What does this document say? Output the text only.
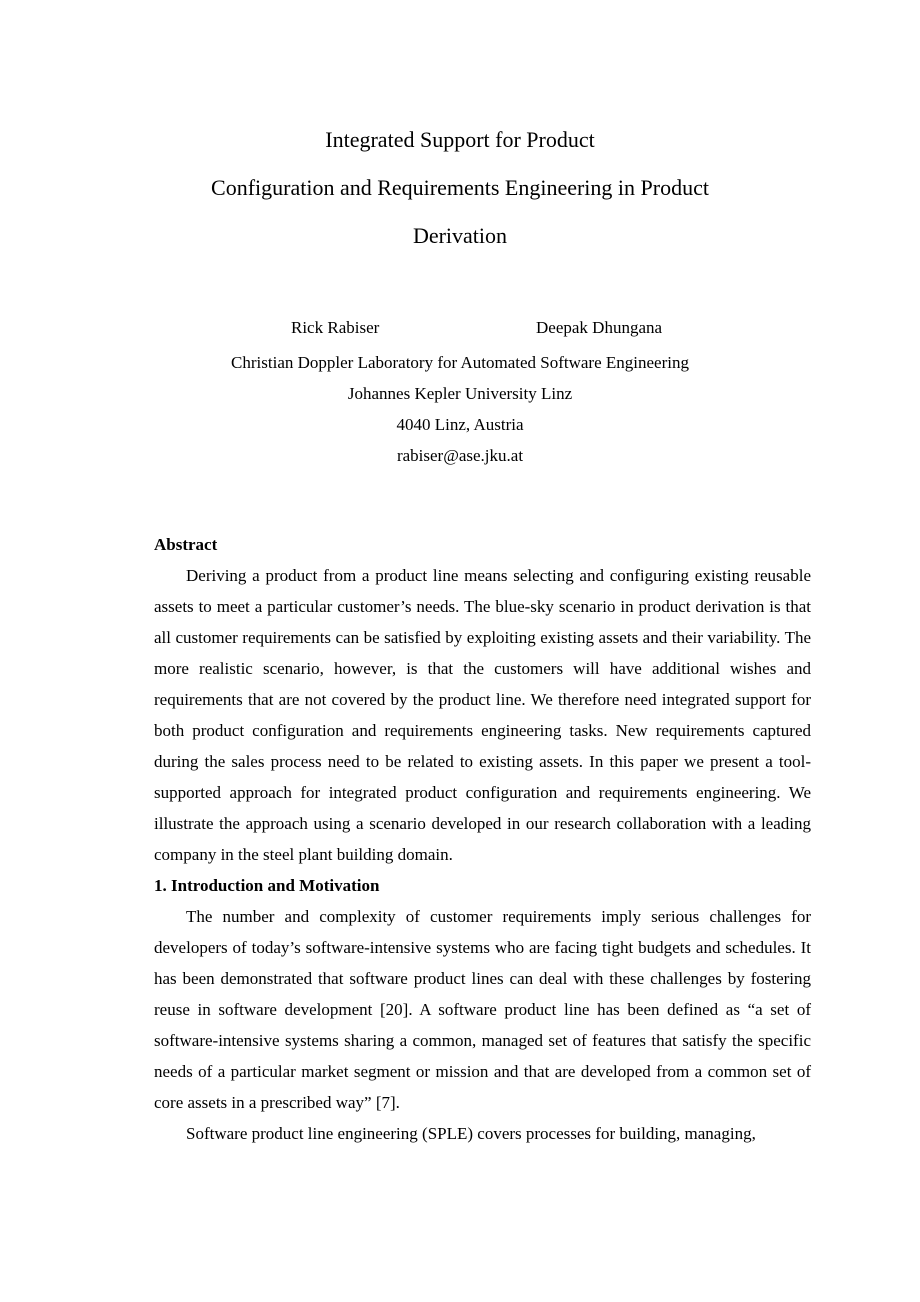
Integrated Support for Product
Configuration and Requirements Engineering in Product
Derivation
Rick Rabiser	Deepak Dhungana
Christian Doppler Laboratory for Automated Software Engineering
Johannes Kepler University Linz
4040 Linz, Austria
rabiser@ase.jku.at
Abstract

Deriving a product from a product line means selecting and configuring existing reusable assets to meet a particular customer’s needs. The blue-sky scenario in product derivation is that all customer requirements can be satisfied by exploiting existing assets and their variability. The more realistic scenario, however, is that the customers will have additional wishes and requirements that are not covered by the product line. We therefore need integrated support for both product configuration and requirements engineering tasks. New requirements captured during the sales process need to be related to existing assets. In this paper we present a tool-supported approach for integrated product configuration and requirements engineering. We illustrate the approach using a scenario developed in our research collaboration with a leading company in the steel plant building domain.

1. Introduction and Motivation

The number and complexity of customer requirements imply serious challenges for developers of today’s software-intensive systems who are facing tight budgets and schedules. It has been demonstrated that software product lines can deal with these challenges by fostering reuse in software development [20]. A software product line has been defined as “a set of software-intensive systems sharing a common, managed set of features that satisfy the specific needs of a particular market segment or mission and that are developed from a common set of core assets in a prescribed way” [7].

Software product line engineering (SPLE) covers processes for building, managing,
-*-
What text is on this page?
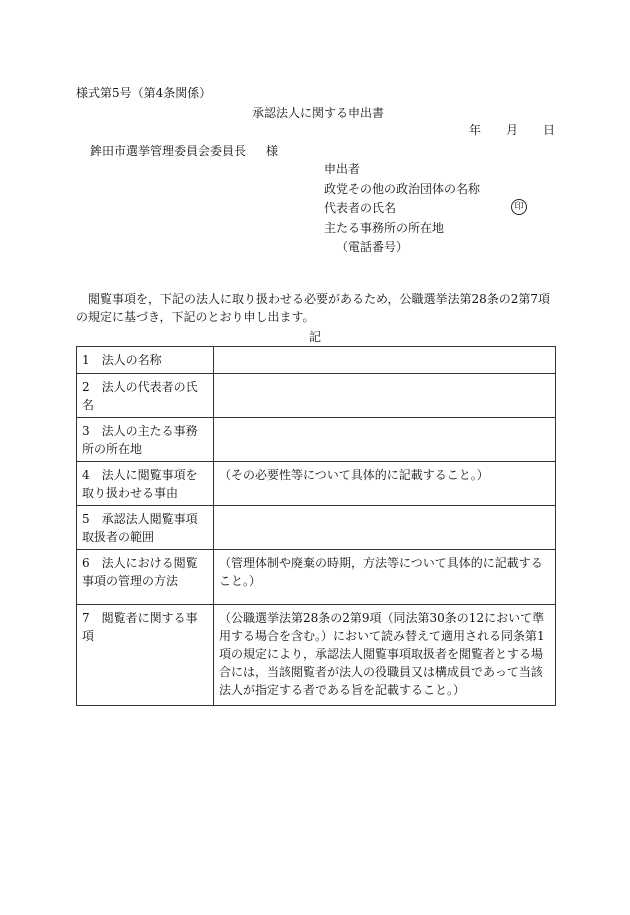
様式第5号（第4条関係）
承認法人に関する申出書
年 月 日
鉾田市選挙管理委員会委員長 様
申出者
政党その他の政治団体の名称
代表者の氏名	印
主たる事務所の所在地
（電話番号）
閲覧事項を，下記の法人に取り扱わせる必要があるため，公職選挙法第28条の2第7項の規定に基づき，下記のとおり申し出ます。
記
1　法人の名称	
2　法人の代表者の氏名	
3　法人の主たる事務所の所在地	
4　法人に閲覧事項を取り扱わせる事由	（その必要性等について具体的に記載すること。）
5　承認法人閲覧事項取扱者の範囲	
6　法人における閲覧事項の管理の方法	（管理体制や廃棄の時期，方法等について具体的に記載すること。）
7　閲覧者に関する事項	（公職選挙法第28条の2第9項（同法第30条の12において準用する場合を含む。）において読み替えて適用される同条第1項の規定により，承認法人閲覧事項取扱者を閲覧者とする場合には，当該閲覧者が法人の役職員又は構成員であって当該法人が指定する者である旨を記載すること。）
-*-
DESCRIPTION OF THE TASK: Each line above that includes "Linz" counts once; state the total and nothing more.

SOLUTION BELOW: 2